(DATA)

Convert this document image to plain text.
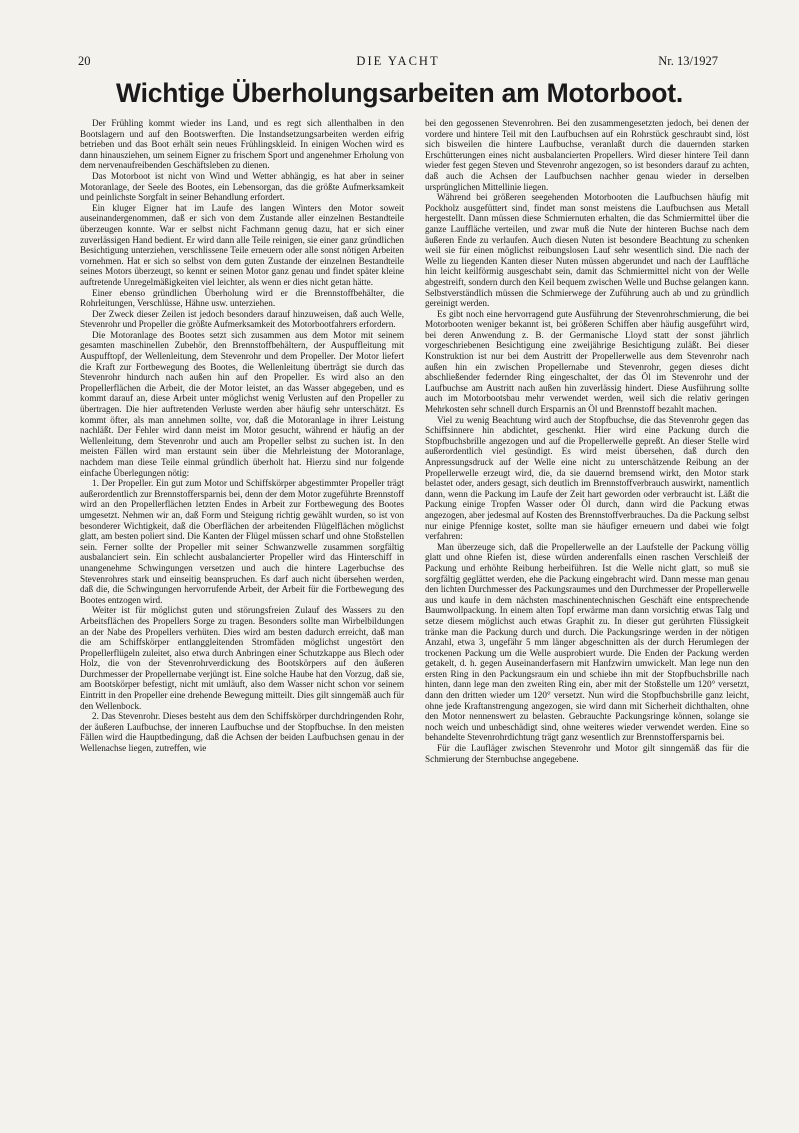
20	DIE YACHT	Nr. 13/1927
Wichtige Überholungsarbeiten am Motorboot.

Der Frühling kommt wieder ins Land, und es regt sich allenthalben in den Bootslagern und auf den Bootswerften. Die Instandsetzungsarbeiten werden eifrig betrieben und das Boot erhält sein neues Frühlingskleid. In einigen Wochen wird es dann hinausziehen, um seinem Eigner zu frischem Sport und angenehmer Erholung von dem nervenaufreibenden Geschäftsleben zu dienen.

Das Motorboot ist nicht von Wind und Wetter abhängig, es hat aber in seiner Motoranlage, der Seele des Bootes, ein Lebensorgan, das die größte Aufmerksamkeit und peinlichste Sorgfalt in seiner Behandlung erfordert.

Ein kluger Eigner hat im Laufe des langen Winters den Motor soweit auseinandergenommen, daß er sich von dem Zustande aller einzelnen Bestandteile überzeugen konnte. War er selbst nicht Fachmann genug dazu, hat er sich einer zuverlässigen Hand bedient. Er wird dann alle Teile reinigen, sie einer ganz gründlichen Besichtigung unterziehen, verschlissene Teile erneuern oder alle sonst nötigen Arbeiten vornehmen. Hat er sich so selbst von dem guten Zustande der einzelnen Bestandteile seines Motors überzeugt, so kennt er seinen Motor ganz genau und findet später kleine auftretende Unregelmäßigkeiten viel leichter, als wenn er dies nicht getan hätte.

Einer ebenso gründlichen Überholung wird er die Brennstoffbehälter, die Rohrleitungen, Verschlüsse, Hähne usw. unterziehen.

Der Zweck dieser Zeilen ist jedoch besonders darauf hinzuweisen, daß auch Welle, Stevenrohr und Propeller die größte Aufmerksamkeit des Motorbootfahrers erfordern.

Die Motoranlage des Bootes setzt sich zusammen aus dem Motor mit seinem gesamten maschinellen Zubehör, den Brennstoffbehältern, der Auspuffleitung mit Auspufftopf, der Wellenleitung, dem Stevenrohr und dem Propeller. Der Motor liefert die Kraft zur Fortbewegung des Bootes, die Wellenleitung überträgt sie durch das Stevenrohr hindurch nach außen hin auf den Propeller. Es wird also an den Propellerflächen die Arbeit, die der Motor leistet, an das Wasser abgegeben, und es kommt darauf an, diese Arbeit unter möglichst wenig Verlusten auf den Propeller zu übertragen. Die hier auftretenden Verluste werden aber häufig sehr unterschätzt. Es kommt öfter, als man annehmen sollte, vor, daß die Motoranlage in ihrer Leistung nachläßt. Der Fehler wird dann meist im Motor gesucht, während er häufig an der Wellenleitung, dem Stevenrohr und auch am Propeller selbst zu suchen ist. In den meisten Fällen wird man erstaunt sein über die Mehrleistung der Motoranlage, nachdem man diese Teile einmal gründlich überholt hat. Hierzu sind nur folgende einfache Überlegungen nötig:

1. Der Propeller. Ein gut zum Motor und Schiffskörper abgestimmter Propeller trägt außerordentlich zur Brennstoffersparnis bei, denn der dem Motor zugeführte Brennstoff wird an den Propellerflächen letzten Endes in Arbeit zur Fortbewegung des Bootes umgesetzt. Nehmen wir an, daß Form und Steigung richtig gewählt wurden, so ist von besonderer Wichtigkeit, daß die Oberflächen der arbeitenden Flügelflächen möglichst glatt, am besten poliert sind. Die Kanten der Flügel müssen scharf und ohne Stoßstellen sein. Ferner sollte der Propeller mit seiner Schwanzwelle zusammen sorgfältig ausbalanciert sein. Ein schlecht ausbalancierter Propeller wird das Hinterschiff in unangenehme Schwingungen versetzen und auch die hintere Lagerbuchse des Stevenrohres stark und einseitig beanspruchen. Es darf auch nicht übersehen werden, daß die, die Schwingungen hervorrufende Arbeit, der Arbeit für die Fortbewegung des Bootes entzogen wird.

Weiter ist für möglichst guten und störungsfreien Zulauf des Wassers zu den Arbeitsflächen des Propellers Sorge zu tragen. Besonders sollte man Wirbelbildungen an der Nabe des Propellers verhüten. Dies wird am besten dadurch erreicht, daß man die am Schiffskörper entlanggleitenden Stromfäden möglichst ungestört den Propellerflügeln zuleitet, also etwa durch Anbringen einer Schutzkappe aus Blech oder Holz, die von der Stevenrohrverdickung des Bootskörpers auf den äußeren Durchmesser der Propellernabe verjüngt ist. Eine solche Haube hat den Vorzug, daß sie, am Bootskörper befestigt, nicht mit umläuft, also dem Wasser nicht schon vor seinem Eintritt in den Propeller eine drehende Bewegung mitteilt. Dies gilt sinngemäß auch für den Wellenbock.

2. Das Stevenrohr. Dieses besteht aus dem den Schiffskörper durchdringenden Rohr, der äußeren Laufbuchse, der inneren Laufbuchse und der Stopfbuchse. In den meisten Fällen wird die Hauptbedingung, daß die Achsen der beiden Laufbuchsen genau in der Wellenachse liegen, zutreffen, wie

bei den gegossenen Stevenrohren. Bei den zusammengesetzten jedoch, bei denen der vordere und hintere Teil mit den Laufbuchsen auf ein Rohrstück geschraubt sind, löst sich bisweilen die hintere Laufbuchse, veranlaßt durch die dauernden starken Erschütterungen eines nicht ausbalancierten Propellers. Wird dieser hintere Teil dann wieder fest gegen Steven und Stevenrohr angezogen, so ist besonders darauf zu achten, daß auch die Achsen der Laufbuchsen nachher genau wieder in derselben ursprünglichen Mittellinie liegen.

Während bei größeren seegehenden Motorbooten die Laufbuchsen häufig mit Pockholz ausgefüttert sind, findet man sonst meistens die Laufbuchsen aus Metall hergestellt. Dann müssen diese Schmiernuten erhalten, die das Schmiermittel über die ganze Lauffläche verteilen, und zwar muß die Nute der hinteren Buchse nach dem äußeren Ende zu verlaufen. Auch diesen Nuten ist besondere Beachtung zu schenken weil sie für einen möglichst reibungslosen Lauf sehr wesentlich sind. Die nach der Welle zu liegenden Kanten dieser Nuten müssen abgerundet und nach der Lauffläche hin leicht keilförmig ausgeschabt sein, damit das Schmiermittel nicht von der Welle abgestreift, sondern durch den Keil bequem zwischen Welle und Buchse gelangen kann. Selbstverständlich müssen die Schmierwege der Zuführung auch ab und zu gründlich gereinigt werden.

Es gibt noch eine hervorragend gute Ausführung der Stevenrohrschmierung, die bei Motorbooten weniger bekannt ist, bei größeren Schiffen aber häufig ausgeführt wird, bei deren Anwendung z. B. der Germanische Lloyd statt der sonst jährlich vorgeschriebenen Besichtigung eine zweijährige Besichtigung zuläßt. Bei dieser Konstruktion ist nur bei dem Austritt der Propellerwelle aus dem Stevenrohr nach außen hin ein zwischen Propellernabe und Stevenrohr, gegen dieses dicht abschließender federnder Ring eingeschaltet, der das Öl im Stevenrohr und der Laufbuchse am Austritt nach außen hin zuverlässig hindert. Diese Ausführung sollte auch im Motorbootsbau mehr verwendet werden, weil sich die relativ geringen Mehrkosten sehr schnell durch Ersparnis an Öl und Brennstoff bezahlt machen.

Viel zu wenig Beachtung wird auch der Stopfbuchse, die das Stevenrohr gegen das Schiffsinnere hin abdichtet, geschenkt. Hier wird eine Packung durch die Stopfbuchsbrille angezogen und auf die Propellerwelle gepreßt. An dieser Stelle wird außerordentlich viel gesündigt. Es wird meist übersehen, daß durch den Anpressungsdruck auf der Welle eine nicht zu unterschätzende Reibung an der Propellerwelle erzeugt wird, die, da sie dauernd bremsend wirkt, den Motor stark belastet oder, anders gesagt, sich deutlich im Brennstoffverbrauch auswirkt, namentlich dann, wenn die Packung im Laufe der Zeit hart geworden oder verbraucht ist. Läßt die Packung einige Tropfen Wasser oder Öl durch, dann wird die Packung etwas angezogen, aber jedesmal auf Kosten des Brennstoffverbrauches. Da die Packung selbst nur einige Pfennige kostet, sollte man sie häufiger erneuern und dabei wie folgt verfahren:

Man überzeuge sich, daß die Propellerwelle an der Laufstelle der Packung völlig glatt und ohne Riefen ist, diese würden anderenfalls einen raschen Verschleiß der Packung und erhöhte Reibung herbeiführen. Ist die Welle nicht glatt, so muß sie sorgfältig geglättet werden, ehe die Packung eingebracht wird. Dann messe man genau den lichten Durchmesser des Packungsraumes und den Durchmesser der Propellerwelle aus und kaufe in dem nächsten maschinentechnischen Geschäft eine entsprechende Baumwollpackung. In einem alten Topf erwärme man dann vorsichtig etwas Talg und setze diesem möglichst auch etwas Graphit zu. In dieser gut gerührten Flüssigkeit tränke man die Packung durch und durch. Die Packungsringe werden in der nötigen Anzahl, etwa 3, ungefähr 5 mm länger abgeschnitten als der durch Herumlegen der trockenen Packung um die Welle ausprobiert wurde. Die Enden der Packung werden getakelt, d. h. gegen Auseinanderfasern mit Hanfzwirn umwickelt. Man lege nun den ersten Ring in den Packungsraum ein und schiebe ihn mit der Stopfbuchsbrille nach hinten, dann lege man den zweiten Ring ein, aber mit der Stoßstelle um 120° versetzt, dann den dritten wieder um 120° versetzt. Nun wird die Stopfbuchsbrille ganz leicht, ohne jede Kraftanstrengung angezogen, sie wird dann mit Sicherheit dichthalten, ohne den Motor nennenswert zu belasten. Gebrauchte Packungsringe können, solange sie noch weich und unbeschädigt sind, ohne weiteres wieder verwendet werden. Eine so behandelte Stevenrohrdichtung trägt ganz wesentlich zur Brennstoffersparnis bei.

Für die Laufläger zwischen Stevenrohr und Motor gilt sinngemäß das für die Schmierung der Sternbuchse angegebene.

(End DATA)

TASK DESCRIPTION:
Filter the records down to the lines containing the word "jedoch", and copy those.

EXERCISE ANSWER:
Der Zweck dieser Zeilen ist jedoch besonders darauf hinzuweisen, daß auch Welle, Stevenrohr und Propeller die größte Aufmerksamkeit des Motorbootfahrers erfordern.
bei den gegossenen Stevenrohren. Bei den zusammengesetzten jedoch, bei denen der vordere und hintere Teil mit den Laufbuchsen auf ein Rohrstück geschraubt sind, löst sich bisweilen die hintere Laufbuchse, veranlaßt durch die dauernden starken Erschütterungen eines nicht ausbalancierten Propellers. Wird dieser hintere Teil dann wieder fest gegen Steven und Stevenrohr angezogen, so ist besonders darauf zu achten, daß auch die Achsen der Laufbuchsen nachher genau wieder in derselben ursprünglichen Mittellinie liegen.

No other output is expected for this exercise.